§ What to do:
Check each line below for the word "true" and give the number of lines that have it, nothing more.

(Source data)
----

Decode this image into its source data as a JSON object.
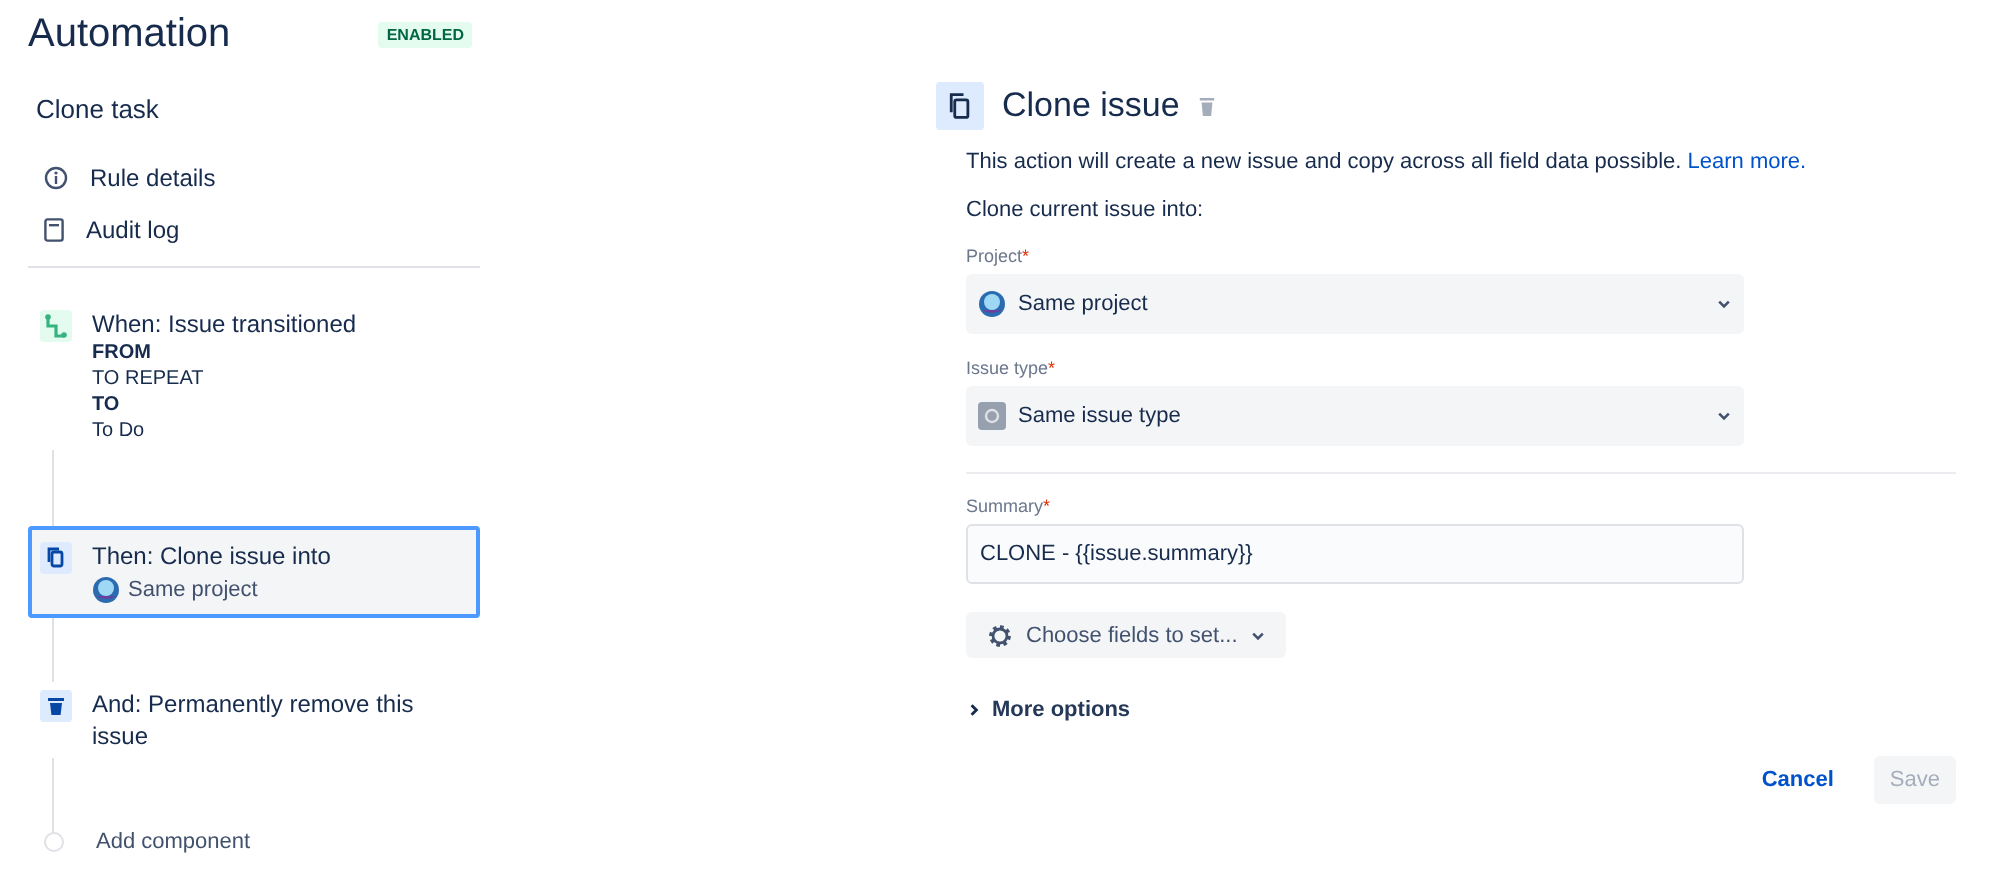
{
  "header": {
    "title": "Automation",
    "status_badge": "ENABLED"
  },
  "sidebar": {
    "rule_name": "Clone task",
    "links": [
      {
        "label": "Rule details",
        "kind": "info"
      },
      {
        "label": "Audit log",
        "kind": "log"
      }
    ],
    "components": [
      {
        "kind": "trigger",
        "title": "When: Issue transitioned",
        "details": [
          {
            "text": "FROM",
            "bold": true
          },
          {
            "text": "TO REPEAT",
            "bold": false
          },
          {
            "text": "TO",
            "bold": true
          },
          {
            "text": "To Do",
            "bold": false
          }
        ],
        "selected": false
      },
      {
        "kind": "action",
        "title": "Then: Clone issue into",
        "subtitle": "Same project",
        "selected": true
      },
      {
        "kind": "delete",
        "title": "And: Permanently remove this issue",
        "selected": false
      }
    ],
    "add_component": "Add component"
  },
  "editor": {
    "title": "Clone issue",
    "description": "This action will create a new issue and copy across all field data possible.",
    "link": "Learn more.",
    "intro": "Clone current issue into:",
    "fields": [
      {
        "kind": "select",
        "label": "Project",
        "required_mark": "*",
        "value": "Same project"
      },
      {
        "kind": "select",
        "label": "Issue type",
        "required_mark": "*",
        "value": "Same issue type"
      },
      {
        "kind": "text",
        "label": "Summary",
        "required_mark": "*",
        "value": "CLONE - {{issue.summary}}"
      }
    ],
    "choose_fields_button": "Choose fields to set...",
    "more_options": {
      "label": "More options",
      "expanded": false
    },
    "actions": [
      {
        "label": "Cancel",
        "kind": "link",
        "disabled": false
      },
      {
        "label": "Save",
        "kind": "primary",
        "disabled": true
      }
    ]
  }
}
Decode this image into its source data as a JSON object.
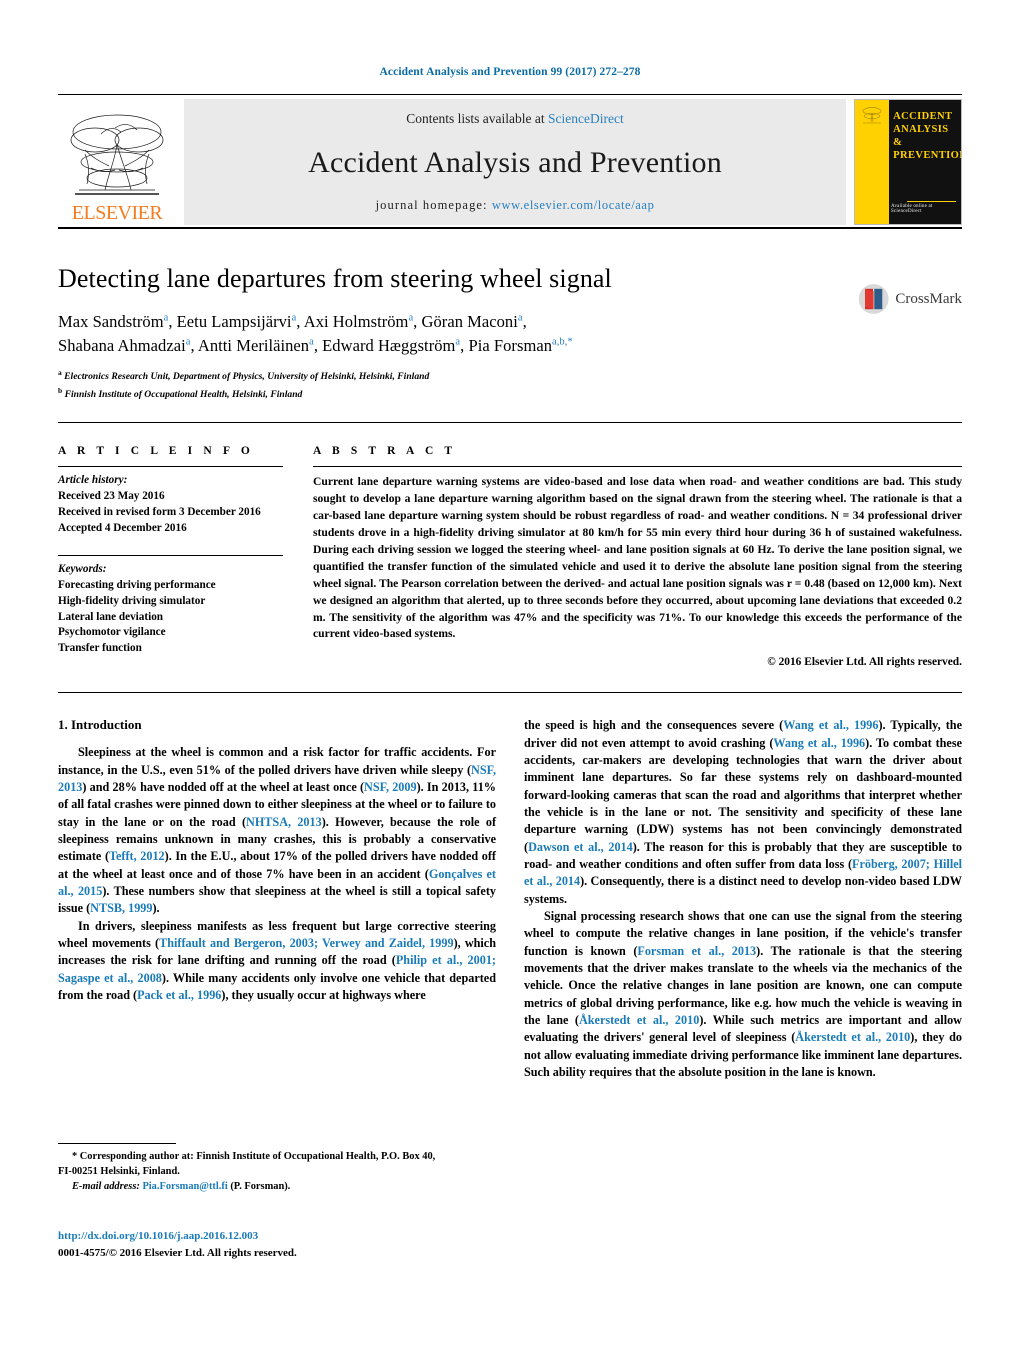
{
  "running_head": "Accident Analysis and Prevention 99 (2017) 272–278",
  "masthead": {
    "publisher": "ELSEVIER",
    "contents_prefix": "Contents lists available at ",
    "contents_link": "ScienceDirect",
    "journal_title": "Accident Analysis and Prevention",
    "homepage_label": "journal homepage:",
    "homepage_url": "www.elsevier.com/locate/aap",
    "cover_title": "ACCIDENT ANALYSIS & PREVENTION",
    "cover_title_lines": [
      "ACCIDENT",
      "ANALYSIS",
      "&",
      "PREVENTION"
    ],
    "cover_sd": "Available online at ScienceDirect"
  },
  "crossmark": {
    "label": "CrossMark"
  },
  "article": {
    "title": "Detecting lane departures from steering wheel signal",
    "authors_line1": "Max Sandström<sup>a</sup>, Eetu Lampsijärvi<sup>a</sup>, Axi Holmström<sup>a</sup>, Göran Maconi<sup>a</sup>,",
    "authors_line2": "Shabana Ahmadzai<sup>a</sup>, Antti Meriläinen<sup>a</sup>, Edward Hæggström<sup>a</sup>, Pia Forsman<sup>a,b,</sup><sup>*</sup>",
    "affiliation_a": "<sup>a</sup> Electronics Research Unit, Department of Physics, University of Helsinki, Helsinki, Finland",
    "affiliation_b": "<sup>b</sup> Finnish Institute of Occupational Health, Helsinki, Finland"
  },
  "article_info": {
    "heading": "A R T I C L E  I N F O",
    "history_label": "Article history:",
    "history": [
      "Received 23 May 2016",
      "Received in revised form 3 December 2016",
      "Accepted 4 December 2016"
    ],
    "keywords_label": "Keywords:",
    "keywords": [
      "Forecasting driving performance",
      "High-fidelity driving simulator",
      "Lateral lane deviation",
      "Psychomotor vigilance",
      "Transfer function"
    ]
  },
  "abstract": {
    "heading": "A B S T R A C T",
    "text": "Current lane departure warning systems are video-based and lose data when road- and weather conditions are bad. This study sought to develop a lane departure warning algorithm based on the signal drawn from the steering wheel. The rationale is that a car-based lane departure warning system should be robust regardless of road- and weather conditions. N = 34 professional driver students drove in a high-fidelity driving simulator at 80 km/h for 55 min every third hour during 36 h of sustained wakefulness. During each driving session we logged the steering wheel- and lane position signals at 60 Hz. To derive the lane position signal, we quantified the transfer function of the simulated vehicle and used it to derive the absolute lane position signal from the steering wheel signal. The Pearson correlation between the derived- and actual lane position signals was r = 0.48 (based on 12,000 km). Next we designed an algorithm that alerted, up to three seconds before they occurred, about upcoming lane deviations that exceeded 0.2 m. The sensitivity of the algorithm was 47% and the specificity was 71%. To our knowledge this exceeds the performance of the current video-based systems.",
    "copyright": "© 2016 Elsevier Ltd. All rights reserved."
  },
  "introduction": {
    "heading": "1. Introduction",
    "left_paragraphs": [
      "Sleepiness at the wheel is common and a risk factor for traffic accidents. For instance, in the U.S., even 51% of the polled drivers have driven while sleepy (<span class=\"ref\">NSF, 2013</span>) and 28% have nodded off at the wheel at least once (<span class=\"ref\">NSF, 2009</span>). In 2013, 11% of all fatal crashes were pinned down to either sleepiness at the wheel or to failure to stay in the lane or on the road (<span class=\"ref\">NHTSA, 2013</span>). However, because the role of sleepiness remains unknown in many crashes, this is probably a conservative estimate (<span class=\"ref\">Tefft, 2012</span>). In the E.U., about 17% of the polled drivers have nodded off at the wheel at least once and of those 7% have been in an accident (<span class=\"ref\">Gonçalves et al., 2015</span>). These numbers show that sleepiness at the wheel is still a topical safety issue (<span class=\"ref\">NTSB, 1999</span>).",
      "In drivers, sleepiness manifests as less frequent but large corrective steering wheel movements (<span class=\"ref\">Thiffault and Bergeron, 2003; Verwey and Zaidel, 1999</span>), which increases the risk for lane drifting and running off the road (<span class=\"ref\">Philip et al., 2001; Sagaspe et al., 2008</span>). While many accidents only involve one vehicle that departed from the road (<span class=\"ref\">Pack et al., 1996</span>), they usually occur at highways where"
    ],
    "right_paragraphs": [
      "the speed is high and the consequences severe (<span class=\"ref\">Wang et al., 1996</span>). Typically, the driver did not even attempt to avoid crashing (<span class=\"ref\">Wang et al., 1996</span>). To combat these accidents, car-makers are developing technologies that warn the driver about imminent lane departures. So far these systems rely on dashboard-mounted forward-looking cameras that scan the road and algorithms that interpret whether the vehicle is in the lane or not. The sensitivity and specificity of these lane departure warning (LDW) systems has not been convincingly demonstrated (<span class=\"ref\">Dawson et al., 2014</span>). The reason for this is probably that they are susceptible to road- and weather conditions and often suffer from data loss (<span class=\"ref\">Fröberg, 2007; Hillel et al., 2014</span>). Consequently, there is a distinct need to develop non-video based LDW systems.",
      "Signal processing research shows that one can use the signal from the steering wheel to compute the relative changes in lane position, if the vehicle's transfer function is known (<span class=\"ref\">Forsman et al., 2013</span>). The rationale is that the steering movements that the driver makes translate to the wheels via the mechanics of the vehicle. Once the relative changes in lane position are known, one can compute metrics of global driving performance, like e.g. how much the vehicle is weaving in the lane (<span class=\"ref\">Åkerstedt et al., 2010</span>). While such metrics are important and allow evaluating the drivers' general level of sleepiness (<span class=\"ref\">Åkerstedt et al., 2010</span>), they do not allow evaluating immediate driving performance like imminent lane departures. Such ability requires that the absolute position in the lane is known."
    ]
  },
  "footnote": {
    "line1": "* Corresponding author at: Finnish Institute of Occupational Health, P.O. Box 40,",
    "line2": "FI-00251 Helsinki, Finland.",
    "email_label": "E-mail address:",
    "email": "Pia.Forsman@ttl.fi",
    "email_suffix": "(P. Forsman)."
  },
  "doi": {
    "url": "http://dx.doi.org/10.1016/j.aap.2016.12.003",
    "issn_line": "0001-4575/© 2016 Elsevier Ltd. All rights reserved."
  },
  "colors": {
    "link_blue": "#1a7bb9",
    "header_blue": "#0b6ca5",
    "elsevier_orange": "#F47B20",
    "cover_yellow": "#FFD100",
    "masthead_gray": "#eaeaea"
  }
}
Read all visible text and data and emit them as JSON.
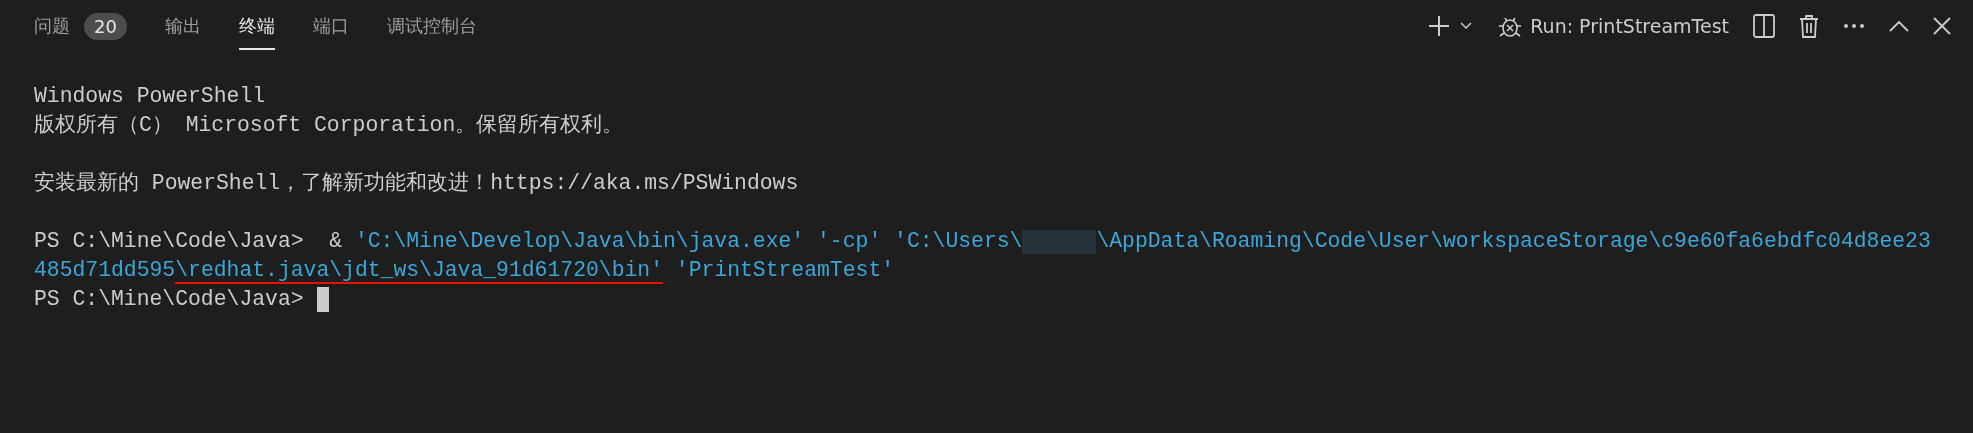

----

§ Reply:
4